◆ **Exercise directions**:
Extract each line holding the word "content" from the entries.

:: Entries ::

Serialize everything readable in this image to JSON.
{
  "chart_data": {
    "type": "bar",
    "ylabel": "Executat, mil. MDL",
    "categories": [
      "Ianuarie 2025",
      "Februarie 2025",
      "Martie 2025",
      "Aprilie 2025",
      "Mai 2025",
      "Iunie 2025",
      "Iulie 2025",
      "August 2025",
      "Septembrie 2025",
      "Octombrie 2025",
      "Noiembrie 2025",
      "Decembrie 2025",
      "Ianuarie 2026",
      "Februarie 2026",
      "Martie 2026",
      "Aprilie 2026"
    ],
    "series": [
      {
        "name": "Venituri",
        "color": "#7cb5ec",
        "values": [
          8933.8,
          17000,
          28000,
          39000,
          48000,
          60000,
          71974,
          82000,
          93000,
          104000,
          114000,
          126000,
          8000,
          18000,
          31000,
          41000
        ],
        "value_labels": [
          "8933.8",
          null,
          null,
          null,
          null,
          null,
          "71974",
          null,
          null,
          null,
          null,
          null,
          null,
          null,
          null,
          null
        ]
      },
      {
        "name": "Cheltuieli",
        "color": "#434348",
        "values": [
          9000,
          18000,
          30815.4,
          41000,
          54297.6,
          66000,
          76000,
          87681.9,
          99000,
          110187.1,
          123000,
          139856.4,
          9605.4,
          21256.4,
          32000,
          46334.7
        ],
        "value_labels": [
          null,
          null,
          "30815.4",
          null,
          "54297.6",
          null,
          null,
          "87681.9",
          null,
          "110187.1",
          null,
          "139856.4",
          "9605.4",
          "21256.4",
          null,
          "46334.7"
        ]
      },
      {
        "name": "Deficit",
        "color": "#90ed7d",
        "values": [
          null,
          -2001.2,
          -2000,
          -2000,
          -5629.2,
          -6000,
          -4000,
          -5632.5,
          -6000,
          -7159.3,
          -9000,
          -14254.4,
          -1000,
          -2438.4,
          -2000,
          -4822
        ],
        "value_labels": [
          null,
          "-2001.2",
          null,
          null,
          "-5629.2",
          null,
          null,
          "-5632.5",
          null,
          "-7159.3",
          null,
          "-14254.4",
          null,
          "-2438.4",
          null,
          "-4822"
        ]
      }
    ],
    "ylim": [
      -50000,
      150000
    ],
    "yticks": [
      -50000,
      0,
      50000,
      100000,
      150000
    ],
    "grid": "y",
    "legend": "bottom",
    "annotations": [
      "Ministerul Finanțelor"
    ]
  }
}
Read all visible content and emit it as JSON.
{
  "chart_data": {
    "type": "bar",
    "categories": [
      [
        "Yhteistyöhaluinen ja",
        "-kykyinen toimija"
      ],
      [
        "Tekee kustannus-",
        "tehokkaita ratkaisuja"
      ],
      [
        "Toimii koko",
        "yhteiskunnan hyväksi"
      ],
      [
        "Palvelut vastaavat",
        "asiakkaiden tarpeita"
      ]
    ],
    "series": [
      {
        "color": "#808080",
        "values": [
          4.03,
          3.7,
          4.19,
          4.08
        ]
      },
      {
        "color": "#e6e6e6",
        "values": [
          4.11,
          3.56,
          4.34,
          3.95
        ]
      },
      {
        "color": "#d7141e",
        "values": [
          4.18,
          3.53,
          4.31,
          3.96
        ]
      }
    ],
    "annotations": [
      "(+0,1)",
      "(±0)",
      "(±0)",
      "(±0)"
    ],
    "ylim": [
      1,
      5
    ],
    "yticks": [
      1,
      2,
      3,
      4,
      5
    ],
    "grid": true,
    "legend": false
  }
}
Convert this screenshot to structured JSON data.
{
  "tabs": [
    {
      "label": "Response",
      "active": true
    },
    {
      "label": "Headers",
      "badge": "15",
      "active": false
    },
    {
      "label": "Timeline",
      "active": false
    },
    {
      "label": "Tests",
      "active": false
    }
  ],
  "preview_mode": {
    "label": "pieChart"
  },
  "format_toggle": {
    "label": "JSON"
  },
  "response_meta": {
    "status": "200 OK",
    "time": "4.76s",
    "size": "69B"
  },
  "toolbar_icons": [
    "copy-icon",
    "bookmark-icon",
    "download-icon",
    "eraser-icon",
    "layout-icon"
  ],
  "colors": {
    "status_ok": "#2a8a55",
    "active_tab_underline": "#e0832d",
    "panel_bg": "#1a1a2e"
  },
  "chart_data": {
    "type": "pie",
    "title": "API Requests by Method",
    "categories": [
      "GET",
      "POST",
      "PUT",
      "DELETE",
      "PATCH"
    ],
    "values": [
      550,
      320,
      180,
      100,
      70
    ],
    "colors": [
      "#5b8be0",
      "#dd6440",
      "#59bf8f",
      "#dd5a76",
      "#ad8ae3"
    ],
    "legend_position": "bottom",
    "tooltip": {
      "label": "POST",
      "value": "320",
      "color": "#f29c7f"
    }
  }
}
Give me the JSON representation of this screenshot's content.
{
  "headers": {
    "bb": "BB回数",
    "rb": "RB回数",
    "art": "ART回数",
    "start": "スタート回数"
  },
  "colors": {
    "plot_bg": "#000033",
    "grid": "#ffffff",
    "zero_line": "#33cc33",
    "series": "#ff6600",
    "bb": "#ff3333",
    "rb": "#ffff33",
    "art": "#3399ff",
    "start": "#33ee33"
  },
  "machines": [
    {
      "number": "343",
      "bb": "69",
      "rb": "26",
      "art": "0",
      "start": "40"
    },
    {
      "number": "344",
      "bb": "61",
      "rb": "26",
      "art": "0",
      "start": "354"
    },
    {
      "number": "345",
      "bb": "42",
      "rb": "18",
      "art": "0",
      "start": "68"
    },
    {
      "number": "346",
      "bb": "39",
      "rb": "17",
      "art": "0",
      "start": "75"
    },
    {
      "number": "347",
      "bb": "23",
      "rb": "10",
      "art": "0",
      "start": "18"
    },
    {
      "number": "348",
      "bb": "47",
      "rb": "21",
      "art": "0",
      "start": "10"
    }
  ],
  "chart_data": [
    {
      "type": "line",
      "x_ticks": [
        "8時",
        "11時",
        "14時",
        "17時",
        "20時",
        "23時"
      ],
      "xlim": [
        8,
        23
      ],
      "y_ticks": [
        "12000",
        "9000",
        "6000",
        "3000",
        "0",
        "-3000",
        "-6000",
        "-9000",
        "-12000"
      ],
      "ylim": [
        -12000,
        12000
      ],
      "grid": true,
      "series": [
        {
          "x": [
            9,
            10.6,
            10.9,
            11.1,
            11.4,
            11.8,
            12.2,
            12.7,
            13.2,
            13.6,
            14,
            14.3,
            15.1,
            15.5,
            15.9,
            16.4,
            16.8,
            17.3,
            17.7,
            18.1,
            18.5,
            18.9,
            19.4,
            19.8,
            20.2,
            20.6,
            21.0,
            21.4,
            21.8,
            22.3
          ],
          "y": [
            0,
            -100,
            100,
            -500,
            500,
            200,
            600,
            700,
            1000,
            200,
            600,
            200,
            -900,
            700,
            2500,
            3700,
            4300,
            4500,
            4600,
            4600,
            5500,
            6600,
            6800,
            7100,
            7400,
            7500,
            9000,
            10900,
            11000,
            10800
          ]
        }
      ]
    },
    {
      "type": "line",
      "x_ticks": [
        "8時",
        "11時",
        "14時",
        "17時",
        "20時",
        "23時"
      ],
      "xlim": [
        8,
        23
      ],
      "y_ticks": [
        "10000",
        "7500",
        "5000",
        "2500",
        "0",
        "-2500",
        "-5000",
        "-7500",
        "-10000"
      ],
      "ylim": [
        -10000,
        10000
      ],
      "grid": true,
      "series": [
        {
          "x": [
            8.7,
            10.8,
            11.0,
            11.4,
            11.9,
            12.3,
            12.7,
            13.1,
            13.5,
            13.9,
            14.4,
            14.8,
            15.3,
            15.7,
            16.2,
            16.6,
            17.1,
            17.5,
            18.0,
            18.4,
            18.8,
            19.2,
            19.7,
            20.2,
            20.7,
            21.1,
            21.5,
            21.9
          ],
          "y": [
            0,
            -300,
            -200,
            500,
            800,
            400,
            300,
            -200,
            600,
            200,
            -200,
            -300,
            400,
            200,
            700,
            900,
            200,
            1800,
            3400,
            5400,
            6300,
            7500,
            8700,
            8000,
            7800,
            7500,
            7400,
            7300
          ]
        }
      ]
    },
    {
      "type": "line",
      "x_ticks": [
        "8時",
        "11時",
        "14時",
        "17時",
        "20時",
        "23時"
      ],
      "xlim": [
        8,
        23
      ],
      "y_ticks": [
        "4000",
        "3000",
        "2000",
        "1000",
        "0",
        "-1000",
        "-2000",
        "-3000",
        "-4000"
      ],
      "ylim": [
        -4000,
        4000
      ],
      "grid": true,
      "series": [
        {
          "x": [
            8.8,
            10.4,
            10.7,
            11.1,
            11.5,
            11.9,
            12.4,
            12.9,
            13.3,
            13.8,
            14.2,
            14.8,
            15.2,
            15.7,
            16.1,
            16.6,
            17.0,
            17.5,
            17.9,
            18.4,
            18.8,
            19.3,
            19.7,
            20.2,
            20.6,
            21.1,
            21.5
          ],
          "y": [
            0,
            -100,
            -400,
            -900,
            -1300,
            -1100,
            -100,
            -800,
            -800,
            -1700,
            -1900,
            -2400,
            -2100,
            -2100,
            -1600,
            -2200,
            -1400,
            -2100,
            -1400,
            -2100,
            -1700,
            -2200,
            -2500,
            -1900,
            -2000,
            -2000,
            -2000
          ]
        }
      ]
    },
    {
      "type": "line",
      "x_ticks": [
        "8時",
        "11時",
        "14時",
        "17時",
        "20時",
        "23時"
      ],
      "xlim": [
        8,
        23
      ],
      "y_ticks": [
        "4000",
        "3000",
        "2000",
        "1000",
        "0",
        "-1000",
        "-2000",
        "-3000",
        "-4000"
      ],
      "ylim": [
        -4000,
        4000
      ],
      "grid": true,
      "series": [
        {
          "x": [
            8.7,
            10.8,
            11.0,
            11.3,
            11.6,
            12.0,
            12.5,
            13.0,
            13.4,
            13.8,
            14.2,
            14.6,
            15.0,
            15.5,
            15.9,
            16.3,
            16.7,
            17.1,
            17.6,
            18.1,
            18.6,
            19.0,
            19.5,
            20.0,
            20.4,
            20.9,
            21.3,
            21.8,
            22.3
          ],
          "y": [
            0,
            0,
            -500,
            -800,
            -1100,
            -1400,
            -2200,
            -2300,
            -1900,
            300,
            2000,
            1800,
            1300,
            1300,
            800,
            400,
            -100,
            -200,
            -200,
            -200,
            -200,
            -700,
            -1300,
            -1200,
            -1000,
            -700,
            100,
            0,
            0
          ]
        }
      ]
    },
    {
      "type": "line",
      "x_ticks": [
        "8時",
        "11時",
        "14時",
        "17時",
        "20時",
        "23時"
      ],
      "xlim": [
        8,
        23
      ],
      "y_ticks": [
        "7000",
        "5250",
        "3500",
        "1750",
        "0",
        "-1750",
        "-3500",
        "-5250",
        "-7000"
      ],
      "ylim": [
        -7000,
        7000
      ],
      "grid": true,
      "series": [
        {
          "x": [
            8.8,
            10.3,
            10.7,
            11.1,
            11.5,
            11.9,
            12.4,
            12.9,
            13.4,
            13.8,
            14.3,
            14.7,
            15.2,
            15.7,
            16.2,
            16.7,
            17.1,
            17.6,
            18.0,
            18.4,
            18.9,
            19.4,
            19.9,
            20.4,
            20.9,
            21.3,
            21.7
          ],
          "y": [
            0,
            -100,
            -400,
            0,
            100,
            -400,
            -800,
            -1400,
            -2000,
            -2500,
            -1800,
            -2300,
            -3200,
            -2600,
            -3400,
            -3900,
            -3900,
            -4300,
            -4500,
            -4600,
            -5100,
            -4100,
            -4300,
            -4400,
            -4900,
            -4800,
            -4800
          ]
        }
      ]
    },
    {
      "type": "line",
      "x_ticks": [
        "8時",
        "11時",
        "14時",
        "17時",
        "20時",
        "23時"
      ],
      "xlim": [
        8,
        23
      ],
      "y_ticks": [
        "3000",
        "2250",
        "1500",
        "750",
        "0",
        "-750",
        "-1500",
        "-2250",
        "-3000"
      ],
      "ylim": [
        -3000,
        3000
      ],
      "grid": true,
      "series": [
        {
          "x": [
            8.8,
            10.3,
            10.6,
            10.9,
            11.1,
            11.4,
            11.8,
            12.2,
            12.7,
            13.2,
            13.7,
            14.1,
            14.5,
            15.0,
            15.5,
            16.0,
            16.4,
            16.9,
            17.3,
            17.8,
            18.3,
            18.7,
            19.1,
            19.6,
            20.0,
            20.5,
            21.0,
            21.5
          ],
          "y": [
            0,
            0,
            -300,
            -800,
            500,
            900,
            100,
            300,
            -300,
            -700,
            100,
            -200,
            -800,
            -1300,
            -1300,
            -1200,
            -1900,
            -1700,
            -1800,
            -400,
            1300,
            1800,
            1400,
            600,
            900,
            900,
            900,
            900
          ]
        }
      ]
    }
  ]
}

:::

◆ **Problem solution**:
Read all visible content and emit it as JSON.
Give me the JSON representation of this screenshot's content.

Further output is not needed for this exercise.